Problem to solve -
Lines before the one containing "Output the text content of this document." are left out; copy that line and every later line through the end of the data exactly.

Stored records -

+ + + + + + +

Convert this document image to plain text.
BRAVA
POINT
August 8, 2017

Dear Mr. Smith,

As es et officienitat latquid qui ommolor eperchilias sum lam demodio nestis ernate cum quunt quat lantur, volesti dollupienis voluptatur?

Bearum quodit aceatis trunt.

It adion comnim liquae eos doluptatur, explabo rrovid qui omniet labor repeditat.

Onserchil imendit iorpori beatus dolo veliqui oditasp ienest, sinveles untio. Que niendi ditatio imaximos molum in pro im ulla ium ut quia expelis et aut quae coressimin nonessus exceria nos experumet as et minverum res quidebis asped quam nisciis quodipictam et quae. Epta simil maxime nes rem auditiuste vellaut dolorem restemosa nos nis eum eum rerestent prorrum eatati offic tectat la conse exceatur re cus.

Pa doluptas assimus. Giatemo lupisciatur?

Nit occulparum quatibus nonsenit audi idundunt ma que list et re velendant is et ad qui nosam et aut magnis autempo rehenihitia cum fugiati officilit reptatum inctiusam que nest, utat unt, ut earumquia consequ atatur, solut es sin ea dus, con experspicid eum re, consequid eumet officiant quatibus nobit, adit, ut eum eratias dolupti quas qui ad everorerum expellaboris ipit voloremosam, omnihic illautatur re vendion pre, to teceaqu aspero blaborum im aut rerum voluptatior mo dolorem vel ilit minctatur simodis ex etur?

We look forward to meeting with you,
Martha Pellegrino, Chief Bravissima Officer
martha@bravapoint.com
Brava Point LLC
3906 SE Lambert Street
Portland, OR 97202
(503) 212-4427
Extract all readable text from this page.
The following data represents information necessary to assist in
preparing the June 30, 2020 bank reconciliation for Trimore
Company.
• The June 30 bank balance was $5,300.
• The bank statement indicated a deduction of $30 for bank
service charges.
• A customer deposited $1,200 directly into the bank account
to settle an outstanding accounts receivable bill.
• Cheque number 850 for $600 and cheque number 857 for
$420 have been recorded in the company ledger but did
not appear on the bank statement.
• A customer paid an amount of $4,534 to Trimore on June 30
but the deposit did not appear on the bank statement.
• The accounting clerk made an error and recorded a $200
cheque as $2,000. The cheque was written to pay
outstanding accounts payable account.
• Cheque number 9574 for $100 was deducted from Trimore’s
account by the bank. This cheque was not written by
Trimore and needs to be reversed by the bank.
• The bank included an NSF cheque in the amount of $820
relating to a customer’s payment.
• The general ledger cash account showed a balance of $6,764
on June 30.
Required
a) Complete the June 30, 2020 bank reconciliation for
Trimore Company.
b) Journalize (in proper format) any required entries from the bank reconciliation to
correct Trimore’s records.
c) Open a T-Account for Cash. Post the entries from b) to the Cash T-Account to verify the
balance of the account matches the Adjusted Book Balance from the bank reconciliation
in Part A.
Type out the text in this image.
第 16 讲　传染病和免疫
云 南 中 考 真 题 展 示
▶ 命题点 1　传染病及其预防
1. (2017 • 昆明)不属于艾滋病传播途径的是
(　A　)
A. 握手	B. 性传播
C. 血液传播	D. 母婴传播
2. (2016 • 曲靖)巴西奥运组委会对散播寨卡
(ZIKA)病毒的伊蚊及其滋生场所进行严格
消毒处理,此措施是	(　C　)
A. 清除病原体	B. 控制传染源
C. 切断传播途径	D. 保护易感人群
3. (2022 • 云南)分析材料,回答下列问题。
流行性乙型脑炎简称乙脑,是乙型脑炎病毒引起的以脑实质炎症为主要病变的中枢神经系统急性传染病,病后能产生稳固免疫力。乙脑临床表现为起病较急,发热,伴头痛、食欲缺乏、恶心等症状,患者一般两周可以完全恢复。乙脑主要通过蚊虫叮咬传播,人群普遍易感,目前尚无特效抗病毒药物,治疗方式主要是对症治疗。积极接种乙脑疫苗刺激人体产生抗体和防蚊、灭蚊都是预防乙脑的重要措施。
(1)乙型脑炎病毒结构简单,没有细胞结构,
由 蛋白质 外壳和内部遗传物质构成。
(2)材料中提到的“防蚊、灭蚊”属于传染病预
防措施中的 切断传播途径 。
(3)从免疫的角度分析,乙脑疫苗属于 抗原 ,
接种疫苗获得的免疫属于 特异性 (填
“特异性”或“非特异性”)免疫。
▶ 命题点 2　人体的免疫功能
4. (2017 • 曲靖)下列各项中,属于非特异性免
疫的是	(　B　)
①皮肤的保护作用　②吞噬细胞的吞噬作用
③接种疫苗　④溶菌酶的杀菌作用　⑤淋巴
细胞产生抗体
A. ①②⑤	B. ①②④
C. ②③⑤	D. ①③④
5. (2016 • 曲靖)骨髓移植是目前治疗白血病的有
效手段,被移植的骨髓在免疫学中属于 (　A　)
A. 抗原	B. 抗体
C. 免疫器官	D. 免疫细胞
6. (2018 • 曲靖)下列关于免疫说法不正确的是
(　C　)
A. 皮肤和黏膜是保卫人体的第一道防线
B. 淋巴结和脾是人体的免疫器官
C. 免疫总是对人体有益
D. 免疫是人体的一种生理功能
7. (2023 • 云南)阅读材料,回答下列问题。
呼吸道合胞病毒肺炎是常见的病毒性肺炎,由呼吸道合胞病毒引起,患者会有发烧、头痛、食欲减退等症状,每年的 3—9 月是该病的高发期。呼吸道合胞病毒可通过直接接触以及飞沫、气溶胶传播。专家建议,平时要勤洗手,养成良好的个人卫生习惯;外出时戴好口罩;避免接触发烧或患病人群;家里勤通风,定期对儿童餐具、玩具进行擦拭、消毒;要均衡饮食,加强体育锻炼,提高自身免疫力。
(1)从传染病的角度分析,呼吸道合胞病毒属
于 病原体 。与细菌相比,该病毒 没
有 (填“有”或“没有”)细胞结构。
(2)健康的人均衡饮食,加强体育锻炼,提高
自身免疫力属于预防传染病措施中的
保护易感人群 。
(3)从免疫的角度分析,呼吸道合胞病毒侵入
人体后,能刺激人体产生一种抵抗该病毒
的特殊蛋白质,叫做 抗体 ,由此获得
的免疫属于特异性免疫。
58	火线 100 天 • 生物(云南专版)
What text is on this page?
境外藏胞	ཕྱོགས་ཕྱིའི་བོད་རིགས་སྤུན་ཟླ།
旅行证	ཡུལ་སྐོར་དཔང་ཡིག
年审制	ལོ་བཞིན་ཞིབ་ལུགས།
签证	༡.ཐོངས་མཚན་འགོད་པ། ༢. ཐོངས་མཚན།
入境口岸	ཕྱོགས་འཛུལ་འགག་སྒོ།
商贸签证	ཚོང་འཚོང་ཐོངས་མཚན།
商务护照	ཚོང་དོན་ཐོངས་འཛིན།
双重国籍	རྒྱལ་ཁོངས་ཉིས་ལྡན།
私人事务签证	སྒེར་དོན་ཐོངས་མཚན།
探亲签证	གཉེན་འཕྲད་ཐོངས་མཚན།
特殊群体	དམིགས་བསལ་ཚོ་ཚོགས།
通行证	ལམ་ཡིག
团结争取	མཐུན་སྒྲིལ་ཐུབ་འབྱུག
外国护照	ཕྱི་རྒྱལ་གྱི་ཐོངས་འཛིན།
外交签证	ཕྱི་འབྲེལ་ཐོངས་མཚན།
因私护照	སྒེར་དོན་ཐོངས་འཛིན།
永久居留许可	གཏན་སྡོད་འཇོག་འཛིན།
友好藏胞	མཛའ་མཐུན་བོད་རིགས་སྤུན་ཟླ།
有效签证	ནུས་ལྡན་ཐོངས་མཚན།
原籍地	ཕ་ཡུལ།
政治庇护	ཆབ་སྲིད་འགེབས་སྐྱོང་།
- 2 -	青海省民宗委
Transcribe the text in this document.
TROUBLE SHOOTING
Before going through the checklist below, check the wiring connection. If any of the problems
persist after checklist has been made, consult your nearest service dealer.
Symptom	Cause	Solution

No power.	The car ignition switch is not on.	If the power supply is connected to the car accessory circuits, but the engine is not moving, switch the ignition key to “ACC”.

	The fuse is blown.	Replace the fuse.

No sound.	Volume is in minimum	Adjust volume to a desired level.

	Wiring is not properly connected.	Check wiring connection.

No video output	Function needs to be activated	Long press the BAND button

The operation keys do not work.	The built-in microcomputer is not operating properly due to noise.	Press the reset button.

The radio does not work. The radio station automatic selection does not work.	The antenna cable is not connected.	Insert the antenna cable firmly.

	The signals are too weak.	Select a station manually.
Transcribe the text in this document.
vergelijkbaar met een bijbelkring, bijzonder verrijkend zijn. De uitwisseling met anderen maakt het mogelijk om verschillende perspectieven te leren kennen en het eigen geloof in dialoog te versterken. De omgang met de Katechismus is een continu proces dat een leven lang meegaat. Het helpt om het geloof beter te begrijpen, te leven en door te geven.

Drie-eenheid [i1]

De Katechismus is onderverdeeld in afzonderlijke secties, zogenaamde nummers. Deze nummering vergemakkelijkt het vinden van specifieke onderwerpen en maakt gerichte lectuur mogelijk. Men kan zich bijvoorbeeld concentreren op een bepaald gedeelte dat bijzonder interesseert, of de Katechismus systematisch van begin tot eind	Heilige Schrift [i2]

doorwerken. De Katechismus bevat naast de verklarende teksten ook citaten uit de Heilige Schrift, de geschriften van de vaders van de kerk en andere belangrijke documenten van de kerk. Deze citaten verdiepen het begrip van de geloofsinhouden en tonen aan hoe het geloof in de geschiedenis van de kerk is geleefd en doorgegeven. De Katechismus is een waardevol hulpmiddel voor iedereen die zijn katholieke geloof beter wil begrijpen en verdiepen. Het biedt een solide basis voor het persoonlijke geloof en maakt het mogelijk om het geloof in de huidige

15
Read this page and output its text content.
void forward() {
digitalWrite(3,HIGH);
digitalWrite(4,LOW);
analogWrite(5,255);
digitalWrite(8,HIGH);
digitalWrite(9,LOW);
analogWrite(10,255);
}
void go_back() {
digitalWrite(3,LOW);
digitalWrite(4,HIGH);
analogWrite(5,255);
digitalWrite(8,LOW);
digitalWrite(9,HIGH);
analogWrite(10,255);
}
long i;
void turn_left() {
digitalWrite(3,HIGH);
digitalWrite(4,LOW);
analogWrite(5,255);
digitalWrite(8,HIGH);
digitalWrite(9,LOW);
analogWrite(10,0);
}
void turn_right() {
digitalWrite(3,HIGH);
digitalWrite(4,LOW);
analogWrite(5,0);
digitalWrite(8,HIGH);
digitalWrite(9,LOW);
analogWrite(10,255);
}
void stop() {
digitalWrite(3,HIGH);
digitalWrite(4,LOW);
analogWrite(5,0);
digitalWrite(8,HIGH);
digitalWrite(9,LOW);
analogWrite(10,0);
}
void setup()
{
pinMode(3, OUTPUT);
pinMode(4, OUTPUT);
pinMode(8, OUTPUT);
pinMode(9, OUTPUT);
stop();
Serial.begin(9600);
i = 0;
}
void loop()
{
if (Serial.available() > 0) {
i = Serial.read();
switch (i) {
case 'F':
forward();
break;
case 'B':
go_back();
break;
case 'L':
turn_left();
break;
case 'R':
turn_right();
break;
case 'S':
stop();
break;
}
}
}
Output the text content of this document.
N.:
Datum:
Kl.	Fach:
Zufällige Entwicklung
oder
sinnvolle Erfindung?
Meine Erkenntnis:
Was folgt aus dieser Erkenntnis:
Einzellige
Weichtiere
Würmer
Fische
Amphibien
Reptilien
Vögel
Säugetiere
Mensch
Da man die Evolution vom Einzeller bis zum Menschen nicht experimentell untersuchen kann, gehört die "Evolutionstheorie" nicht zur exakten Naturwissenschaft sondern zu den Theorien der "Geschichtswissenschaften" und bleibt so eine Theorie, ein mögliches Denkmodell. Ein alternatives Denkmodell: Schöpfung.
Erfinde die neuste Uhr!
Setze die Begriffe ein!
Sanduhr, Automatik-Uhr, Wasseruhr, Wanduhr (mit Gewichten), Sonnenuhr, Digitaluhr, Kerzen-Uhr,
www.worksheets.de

+ + + + + + +

Written solution -
Output the text content of this document.
N.:
Datum:
Kl.	Fach:
Zufällige Entwicklung
oder
sinnvolle Erfindung?
Meine Erkenntnis:
Was folgt aus dieser Erkenntnis:
Einzellige
Weichtiere
Würmer
Fische
Amphibien
Reptilien
Vögel
Säugetiere
Mensch
Da man die Evolution vom Einzeller bis zum Menschen nicht experimentell untersuchen kann, gehört die "Evolutionstheorie" nicht zur exakten Naturwissenschaft sondern zu den Theorien der "Geschichtswissenschaften" und bleibt so eine Theorie, ein mögliches Denkmodell. Ein alternatives Denkmodell: Schöpfung.
Erfinde die neuste Uhr!
Setze die Begriffe ein!
Sanduhr, Automatik-Uhr, Wasseruhr, Wanduhr (mit Gewichten), Sonnenuhr, Digitaluhr, Kerzen-Uhr,
www.worksheets.de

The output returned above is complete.